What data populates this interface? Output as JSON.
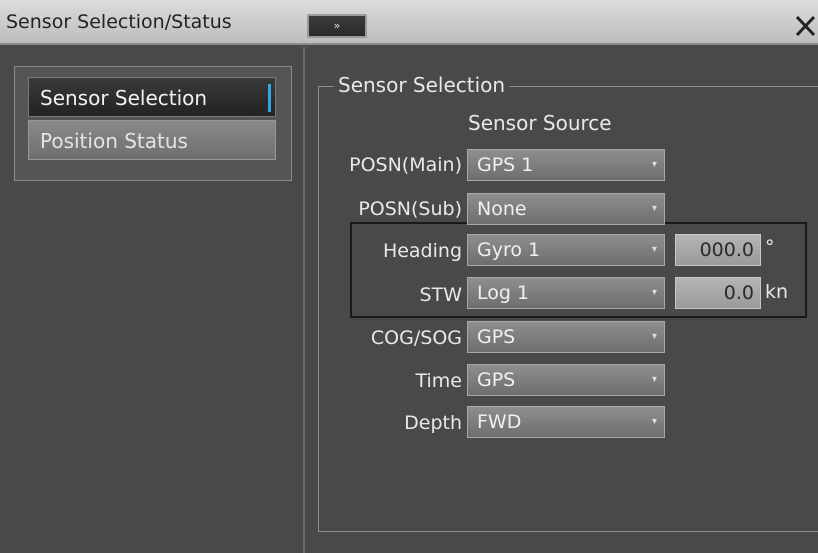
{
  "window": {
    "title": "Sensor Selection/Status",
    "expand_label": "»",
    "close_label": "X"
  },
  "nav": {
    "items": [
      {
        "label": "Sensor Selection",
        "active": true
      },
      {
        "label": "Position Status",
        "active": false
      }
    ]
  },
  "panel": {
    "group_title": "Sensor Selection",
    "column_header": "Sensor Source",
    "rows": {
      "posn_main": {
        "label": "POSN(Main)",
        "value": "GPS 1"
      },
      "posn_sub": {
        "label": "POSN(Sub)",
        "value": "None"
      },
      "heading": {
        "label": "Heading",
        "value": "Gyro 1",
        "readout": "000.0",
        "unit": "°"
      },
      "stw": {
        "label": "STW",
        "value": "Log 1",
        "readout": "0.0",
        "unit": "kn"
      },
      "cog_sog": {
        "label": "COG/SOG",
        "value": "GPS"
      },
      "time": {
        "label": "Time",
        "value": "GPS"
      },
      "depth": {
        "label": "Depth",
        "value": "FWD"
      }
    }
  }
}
------------------------------------------------
Do this
Reproduce the material above in full, exactly, with no images.

Finished answer
What data populates this interface? Output as JSON.
{
  "window": {
    "title": "Sensor Selection/Status",
    "expand_label": "»",
    "close_label": "X"
  },
  "nav": {
    "items": [
      {
        "label": "Sensor Selection",
        "active": true
      },
      {
        "label": "Position Status",
        "active": false
      }
    ]
  },
  "panel": {
    "group_title": "Sensor Selection",
    "column_header": "Sensor Source",
    "rows": {
      "posn_main": {
        "label": "POSN(Main)",
        "value": "GPS 1"
      },
      "posn_sub": {
        "label": "POSN(Sub)",
        "value": "None"
      },
      "heading": {
        "label": "Heading",
        "value": "Gyro 1",
        "readout": "000.0",
        "unit": "°"
      },
      "stw": {
        "label": "STW",
        "value": "Log 1",
        "readout": "0.0",
        "unit": "kn"
      },
      "cog_sog": {
        "label": "COG/SOG",
        "value": "GPS"
      },
      "time": {
        "label": "Time",
        "value": "GPS"
      },
      "depth": {
        "label": "Depth",
        "value": "FWD"
      }
    }
  }
}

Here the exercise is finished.